§ TASK DESCRIPTION
Check every line of the entries below for the word "JSON", and copy the ones that have it.

+ + + + +

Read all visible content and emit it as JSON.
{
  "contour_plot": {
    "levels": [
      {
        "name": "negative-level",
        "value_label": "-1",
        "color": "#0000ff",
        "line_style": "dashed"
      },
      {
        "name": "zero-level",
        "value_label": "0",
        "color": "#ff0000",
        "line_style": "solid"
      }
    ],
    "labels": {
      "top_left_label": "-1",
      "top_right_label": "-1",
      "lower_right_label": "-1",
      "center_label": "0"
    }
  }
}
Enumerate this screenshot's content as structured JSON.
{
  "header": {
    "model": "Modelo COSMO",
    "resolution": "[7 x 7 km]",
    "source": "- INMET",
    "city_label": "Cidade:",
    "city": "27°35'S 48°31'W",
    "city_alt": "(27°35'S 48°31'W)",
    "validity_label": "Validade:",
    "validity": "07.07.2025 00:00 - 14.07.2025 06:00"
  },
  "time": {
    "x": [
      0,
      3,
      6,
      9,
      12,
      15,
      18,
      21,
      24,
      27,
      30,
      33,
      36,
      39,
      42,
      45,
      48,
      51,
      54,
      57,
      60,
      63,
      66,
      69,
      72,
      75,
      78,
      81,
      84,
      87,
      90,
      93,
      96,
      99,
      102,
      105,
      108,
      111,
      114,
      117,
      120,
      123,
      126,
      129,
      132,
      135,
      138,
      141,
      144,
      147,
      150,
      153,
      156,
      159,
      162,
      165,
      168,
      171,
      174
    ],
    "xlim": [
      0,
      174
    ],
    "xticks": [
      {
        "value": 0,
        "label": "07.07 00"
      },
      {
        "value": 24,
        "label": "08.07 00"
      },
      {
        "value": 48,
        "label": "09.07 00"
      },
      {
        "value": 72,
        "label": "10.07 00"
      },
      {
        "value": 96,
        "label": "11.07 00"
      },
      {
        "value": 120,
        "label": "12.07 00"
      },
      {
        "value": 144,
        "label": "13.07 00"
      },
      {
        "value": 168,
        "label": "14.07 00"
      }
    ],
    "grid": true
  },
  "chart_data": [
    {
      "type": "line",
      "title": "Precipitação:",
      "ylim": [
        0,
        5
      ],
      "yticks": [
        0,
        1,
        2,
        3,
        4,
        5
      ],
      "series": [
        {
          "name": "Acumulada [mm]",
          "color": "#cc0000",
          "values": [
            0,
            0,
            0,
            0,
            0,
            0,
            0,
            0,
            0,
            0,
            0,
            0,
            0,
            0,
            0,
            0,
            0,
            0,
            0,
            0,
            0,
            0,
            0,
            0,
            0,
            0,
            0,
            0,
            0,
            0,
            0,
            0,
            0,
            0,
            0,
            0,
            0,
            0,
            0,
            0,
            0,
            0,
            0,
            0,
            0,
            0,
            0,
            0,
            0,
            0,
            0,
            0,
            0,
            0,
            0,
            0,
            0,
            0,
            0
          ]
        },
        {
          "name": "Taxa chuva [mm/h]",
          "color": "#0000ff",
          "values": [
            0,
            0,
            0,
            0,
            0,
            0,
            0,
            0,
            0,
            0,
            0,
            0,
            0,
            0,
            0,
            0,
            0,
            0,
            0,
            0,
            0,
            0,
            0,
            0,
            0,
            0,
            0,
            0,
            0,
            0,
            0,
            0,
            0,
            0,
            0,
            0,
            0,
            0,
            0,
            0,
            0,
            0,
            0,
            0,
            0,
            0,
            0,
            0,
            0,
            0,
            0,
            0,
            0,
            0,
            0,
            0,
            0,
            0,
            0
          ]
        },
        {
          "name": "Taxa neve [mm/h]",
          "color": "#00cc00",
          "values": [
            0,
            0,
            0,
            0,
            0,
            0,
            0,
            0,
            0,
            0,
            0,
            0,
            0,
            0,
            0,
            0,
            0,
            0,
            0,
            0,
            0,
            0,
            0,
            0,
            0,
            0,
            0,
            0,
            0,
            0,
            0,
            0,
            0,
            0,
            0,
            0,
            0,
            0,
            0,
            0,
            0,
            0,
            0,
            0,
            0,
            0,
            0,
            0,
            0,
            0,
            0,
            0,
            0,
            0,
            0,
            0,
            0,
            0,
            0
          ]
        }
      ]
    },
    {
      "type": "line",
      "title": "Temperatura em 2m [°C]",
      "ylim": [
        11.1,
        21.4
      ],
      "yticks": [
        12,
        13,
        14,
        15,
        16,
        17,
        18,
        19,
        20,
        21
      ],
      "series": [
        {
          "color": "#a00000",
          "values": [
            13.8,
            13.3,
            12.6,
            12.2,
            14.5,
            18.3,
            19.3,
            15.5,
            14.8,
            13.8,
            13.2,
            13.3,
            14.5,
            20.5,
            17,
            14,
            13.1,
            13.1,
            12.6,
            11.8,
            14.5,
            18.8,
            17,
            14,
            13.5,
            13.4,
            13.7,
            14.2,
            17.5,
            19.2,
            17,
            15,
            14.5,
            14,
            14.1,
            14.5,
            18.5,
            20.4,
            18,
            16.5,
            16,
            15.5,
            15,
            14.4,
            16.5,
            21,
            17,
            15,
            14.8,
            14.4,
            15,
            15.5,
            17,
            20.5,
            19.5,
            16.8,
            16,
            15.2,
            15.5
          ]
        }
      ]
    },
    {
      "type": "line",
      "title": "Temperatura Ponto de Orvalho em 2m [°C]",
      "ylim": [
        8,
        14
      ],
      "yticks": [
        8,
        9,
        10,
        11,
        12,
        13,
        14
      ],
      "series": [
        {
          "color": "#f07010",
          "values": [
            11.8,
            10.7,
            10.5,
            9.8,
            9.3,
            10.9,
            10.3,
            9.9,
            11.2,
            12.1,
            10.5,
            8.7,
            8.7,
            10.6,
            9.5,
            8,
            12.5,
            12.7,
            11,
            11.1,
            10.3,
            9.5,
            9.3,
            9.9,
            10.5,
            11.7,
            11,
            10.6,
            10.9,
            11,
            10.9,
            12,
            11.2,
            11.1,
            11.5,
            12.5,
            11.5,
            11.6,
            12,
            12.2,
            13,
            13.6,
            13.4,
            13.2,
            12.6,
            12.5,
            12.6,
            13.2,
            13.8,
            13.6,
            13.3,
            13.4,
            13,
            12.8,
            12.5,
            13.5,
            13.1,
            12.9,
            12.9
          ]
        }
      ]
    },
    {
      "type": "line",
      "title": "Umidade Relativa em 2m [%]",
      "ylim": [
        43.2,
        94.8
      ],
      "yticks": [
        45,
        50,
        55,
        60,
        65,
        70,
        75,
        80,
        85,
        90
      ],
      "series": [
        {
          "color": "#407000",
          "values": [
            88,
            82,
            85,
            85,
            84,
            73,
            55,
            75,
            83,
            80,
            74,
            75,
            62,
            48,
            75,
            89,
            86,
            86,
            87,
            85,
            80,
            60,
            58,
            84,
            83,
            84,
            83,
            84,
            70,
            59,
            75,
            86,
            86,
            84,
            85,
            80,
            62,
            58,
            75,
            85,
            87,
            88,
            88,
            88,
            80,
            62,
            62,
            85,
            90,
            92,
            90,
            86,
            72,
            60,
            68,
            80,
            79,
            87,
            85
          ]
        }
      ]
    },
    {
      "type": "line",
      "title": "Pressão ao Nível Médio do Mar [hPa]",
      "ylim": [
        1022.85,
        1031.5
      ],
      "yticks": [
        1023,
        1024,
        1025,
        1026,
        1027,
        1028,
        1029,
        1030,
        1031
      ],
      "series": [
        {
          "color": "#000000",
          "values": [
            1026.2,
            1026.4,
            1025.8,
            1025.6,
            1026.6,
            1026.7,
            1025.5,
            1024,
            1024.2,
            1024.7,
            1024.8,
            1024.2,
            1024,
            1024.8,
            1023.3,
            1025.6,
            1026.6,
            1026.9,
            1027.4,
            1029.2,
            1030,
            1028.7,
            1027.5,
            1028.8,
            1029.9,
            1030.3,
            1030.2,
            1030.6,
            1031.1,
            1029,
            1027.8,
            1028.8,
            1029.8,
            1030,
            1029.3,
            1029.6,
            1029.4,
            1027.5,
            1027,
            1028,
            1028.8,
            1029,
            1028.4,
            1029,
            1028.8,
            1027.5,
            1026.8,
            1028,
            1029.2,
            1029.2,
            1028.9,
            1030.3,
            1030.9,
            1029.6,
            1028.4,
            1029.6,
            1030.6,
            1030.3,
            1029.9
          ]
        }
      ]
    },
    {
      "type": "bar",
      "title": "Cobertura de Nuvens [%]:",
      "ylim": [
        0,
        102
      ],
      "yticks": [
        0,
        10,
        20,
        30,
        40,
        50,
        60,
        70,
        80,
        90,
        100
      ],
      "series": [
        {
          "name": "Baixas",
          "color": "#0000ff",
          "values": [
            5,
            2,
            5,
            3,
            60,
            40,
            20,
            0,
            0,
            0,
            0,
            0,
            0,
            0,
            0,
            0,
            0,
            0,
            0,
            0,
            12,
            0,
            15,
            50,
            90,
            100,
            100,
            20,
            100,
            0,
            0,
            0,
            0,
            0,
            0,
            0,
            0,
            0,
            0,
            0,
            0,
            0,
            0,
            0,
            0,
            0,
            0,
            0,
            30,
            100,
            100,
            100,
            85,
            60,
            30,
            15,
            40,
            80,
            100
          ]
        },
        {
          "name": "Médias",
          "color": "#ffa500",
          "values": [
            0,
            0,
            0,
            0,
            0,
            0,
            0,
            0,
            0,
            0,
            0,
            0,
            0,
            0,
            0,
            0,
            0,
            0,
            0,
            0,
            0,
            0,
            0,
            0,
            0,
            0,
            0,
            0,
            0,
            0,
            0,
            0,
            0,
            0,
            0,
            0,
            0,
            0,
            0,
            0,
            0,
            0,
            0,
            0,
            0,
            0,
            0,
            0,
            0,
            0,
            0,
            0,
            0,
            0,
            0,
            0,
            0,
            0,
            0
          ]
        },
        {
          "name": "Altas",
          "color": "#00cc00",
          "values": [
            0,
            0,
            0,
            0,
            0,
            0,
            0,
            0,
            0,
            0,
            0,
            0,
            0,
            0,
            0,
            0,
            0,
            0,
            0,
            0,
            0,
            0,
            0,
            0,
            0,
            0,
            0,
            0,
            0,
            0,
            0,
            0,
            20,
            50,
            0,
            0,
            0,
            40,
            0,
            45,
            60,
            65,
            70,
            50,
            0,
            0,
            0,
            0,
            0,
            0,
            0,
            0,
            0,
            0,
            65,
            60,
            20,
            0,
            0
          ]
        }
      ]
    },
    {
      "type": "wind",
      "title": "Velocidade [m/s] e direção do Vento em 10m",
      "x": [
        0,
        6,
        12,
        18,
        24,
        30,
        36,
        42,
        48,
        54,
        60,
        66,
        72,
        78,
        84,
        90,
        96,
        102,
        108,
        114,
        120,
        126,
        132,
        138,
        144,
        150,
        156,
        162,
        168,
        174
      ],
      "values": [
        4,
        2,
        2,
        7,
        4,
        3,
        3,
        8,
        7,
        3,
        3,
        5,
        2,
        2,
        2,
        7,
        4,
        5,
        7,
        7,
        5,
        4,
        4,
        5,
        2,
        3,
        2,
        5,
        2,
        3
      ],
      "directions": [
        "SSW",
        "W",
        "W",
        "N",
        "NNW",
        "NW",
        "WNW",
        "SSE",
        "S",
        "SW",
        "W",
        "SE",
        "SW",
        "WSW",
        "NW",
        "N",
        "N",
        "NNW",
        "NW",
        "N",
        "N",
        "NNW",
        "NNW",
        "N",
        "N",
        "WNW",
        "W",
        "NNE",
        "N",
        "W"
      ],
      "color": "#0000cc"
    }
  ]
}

+ + + + +

§ SOLUTION
Read all visible content and emit it as JSON.
Enumerate this screenshot's content as structured JSON.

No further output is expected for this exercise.